* **WHAT YOU HAVE TO DO**: Look over the lines below. Report each one that includes the string "Pfortader".

------ GIVEN INFORMATION ------

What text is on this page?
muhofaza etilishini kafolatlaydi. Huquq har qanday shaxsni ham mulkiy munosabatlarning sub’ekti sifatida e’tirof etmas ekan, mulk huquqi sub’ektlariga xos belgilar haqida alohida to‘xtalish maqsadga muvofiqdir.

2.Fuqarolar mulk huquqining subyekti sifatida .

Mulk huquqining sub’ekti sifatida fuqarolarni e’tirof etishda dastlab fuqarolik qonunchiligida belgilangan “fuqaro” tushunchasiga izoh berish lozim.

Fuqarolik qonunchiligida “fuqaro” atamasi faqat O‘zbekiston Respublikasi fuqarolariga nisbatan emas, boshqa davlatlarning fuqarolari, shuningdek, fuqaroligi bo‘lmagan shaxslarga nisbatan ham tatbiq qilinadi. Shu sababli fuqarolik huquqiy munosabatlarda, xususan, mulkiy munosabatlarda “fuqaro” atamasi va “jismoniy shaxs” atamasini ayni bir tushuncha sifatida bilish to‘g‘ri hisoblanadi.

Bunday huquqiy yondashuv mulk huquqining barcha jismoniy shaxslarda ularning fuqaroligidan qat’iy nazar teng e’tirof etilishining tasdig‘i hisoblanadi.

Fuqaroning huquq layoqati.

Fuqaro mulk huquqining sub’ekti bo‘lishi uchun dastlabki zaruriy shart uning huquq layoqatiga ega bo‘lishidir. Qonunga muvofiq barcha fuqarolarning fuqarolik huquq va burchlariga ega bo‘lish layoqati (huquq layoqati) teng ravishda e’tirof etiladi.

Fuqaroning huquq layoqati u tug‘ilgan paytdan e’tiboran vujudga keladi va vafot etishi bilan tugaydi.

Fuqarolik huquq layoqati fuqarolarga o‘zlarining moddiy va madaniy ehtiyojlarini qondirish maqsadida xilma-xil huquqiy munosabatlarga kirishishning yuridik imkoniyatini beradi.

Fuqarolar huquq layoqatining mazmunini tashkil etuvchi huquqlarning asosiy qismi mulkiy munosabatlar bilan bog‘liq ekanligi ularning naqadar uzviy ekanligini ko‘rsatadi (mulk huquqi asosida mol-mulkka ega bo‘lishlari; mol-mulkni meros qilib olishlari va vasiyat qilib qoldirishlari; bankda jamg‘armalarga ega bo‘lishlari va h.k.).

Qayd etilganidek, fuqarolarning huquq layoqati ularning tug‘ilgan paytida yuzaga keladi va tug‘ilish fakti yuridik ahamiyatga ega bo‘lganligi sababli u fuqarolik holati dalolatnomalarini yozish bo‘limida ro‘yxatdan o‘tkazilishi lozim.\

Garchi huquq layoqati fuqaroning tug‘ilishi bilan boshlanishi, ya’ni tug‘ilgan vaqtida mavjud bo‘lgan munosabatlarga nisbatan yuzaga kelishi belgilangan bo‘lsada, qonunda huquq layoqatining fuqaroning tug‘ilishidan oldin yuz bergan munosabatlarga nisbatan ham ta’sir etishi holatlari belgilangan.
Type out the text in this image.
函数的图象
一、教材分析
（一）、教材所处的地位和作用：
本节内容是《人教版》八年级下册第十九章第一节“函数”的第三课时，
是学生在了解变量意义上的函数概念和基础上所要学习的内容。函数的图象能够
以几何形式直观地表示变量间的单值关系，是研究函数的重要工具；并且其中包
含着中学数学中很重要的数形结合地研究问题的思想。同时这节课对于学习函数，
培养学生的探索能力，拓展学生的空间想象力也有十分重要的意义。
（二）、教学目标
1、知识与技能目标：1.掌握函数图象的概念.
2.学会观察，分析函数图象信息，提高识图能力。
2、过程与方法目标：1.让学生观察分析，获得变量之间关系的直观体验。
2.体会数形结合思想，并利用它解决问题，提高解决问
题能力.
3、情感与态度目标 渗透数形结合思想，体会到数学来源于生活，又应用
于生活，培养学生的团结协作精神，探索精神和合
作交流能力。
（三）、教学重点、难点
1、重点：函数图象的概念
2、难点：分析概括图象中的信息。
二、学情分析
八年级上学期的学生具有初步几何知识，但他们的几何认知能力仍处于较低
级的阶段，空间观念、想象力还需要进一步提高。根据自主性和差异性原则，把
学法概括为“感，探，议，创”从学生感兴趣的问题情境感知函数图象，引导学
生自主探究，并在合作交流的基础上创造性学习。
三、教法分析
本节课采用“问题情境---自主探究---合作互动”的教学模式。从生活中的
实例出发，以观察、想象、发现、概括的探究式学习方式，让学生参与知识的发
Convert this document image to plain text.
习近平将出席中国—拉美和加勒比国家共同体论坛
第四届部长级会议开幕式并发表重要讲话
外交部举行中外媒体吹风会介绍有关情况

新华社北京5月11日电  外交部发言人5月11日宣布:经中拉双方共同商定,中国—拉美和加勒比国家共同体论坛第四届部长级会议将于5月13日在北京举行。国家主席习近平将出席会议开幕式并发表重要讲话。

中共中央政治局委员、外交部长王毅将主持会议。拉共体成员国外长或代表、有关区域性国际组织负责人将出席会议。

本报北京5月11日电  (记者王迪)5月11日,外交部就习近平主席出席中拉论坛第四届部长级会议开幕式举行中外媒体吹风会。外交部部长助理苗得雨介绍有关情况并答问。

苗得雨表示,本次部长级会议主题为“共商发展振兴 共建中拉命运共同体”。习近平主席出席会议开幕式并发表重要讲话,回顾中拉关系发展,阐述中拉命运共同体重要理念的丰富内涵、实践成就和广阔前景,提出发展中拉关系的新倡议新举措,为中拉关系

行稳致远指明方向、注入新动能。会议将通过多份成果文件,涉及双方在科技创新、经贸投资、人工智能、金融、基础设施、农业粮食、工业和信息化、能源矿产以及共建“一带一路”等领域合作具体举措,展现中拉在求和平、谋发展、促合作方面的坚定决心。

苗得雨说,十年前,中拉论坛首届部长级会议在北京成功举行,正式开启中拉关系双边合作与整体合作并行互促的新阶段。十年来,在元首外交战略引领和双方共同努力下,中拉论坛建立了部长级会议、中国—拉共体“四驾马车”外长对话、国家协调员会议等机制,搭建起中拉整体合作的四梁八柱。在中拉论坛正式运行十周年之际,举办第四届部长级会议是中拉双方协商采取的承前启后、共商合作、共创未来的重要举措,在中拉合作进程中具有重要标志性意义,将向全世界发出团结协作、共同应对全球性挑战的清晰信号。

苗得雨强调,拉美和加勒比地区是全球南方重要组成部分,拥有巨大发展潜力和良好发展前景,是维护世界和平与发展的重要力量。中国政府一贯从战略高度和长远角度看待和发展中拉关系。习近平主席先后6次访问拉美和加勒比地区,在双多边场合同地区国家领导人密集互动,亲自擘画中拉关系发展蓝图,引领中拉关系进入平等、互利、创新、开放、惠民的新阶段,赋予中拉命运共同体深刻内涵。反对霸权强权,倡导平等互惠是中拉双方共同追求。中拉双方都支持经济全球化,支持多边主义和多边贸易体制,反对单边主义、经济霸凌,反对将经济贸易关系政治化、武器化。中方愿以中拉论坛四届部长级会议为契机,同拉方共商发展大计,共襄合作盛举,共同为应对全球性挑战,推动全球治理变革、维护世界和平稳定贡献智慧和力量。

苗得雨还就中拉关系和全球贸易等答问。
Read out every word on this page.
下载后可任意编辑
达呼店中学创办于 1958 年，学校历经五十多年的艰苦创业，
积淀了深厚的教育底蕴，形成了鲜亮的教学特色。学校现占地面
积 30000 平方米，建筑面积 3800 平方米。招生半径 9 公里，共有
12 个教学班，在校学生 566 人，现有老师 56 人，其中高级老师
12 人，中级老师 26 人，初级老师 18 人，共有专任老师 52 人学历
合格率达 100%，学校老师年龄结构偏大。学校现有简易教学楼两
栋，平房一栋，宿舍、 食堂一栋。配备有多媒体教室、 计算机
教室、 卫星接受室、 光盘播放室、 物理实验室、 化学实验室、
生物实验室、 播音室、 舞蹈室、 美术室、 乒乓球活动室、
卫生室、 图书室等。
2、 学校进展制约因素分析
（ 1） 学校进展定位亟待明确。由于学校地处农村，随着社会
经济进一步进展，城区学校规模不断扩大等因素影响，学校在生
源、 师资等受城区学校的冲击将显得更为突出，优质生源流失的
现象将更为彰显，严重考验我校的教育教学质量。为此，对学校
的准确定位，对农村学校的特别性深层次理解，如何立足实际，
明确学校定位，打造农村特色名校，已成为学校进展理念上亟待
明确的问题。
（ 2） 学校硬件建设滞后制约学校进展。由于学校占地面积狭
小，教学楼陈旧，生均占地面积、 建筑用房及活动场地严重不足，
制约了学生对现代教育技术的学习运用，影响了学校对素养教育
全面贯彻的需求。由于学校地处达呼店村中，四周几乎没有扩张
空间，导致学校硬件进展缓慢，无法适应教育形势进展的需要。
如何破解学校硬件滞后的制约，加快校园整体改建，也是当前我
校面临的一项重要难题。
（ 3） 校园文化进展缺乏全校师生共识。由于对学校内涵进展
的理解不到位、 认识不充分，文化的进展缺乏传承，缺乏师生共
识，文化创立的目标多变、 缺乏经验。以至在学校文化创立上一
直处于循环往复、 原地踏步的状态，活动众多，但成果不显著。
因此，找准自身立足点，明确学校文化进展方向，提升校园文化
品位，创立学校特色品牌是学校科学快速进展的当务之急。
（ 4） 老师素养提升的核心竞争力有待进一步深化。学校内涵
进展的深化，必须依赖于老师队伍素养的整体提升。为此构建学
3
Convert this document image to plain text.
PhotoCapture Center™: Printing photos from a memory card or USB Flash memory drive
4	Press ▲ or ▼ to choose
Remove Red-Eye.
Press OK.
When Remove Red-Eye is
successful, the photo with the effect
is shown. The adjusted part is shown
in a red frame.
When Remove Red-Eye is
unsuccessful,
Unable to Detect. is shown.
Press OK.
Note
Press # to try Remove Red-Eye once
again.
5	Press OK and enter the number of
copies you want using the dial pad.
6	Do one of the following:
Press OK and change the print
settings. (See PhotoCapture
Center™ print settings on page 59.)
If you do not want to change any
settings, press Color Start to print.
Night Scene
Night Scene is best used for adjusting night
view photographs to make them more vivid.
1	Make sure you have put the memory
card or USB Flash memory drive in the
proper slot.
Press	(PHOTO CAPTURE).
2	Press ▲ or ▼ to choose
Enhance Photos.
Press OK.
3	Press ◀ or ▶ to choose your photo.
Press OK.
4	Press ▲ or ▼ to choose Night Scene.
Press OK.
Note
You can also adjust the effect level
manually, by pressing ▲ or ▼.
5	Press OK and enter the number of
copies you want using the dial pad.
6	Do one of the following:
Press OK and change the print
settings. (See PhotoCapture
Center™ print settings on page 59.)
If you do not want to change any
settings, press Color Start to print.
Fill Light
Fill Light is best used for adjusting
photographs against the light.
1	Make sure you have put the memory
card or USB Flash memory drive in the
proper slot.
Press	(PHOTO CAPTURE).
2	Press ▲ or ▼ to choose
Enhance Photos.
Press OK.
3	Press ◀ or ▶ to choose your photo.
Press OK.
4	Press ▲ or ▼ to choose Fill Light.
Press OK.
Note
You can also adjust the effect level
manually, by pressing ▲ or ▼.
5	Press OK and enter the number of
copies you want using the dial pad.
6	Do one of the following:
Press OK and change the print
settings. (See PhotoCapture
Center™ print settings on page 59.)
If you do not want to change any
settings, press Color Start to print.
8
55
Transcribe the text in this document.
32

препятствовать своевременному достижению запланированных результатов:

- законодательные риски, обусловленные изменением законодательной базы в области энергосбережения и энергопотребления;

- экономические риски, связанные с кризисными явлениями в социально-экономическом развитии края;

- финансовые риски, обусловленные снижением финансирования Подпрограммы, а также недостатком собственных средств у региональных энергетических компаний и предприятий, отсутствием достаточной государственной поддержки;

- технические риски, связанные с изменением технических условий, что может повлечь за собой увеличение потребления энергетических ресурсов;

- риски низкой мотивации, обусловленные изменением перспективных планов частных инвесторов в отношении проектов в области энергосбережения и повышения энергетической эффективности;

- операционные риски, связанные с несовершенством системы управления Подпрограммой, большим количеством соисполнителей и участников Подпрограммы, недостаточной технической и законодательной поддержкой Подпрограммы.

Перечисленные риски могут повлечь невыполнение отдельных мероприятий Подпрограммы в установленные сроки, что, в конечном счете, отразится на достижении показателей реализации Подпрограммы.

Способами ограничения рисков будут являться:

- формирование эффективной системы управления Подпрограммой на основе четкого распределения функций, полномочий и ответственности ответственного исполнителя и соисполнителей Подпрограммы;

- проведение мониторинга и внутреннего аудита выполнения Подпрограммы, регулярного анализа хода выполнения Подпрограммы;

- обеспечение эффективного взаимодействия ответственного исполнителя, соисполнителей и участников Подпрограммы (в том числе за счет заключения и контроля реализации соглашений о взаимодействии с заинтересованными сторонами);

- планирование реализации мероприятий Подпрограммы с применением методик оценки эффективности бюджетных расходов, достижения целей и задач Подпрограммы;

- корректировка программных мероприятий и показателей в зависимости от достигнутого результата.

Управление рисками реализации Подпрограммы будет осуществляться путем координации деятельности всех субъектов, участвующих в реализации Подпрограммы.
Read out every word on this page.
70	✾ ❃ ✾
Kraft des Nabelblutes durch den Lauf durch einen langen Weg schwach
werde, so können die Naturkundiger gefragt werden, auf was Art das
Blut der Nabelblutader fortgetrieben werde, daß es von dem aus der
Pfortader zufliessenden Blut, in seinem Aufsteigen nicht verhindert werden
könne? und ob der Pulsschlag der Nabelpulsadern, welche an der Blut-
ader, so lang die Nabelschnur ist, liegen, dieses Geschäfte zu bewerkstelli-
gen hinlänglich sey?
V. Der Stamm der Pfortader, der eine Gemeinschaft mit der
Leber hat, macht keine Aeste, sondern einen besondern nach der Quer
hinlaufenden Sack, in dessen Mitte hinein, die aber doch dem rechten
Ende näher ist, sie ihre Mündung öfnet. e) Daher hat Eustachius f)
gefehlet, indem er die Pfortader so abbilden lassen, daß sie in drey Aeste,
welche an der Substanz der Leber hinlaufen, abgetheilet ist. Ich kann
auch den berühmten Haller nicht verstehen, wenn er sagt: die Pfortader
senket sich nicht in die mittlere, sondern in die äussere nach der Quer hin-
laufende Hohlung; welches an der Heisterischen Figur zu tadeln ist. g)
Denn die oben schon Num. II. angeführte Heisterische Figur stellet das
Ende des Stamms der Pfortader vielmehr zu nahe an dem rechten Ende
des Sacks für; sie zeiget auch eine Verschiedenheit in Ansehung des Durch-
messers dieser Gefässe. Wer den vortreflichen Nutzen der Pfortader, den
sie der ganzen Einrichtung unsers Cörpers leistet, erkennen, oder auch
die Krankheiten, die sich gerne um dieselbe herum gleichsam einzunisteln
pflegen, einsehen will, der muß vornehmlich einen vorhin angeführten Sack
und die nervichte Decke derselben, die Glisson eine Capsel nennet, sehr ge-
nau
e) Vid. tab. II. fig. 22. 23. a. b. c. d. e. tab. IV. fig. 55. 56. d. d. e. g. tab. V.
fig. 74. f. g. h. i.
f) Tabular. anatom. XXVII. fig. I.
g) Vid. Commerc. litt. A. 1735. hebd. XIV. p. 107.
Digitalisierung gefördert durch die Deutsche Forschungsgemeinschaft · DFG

------

* **SOLUTION TO THIS TASK**:
Pfortader zufliessenden Blut, in seinem Aufsteigen nicht verhindert werden
V. Der Stamm der Pfortader, der eine Gemeinschaft mit der
gefehlet, indem er die Pfortader so abbilden lassen, daß sie in drey Aeste,
auch den berühmten Haller nicht verstehen, wenn er sagt: die Pfortader
Ende des Stamms der Pfortader vielmehr zu nahe an dem rechten Ende
messers dieser Gefässe. Wer den vortreflichen Nutzen der Pfortader, den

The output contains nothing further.